(Collected data entries)
☆ ☆ ☆

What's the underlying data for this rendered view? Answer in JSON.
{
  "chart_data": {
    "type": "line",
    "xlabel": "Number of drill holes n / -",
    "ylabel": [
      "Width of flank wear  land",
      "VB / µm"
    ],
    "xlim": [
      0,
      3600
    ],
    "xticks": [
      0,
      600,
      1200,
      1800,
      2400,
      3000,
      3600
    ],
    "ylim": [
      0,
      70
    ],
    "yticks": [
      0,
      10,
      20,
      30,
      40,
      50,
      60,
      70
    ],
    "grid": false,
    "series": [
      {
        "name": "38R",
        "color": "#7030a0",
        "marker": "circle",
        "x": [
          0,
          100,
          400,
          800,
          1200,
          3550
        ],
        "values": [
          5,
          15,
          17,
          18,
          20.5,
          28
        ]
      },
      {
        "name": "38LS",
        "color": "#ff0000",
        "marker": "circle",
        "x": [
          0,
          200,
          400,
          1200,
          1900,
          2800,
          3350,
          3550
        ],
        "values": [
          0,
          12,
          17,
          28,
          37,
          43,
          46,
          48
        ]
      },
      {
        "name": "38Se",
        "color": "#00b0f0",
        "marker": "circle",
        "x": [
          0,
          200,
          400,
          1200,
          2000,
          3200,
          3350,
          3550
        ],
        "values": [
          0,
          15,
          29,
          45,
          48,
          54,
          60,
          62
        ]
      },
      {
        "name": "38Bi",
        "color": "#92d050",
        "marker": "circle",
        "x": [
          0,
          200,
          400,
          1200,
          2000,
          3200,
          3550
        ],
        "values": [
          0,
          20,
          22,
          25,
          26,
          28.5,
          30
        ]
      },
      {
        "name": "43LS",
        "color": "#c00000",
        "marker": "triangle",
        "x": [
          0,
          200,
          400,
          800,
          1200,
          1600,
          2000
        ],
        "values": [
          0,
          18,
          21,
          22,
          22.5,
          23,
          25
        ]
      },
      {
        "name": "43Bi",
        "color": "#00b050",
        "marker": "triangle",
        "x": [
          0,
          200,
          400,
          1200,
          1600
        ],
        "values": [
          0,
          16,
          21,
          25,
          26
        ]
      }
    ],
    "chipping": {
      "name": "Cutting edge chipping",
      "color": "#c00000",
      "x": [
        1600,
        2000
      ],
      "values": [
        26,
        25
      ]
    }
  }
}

☆ ☆ ☆

- Task statement -
Out of the material above, select every line that holds the string "chipping".

- Correct result -
    "chipping": {
      "name": "Cutting edge chipping",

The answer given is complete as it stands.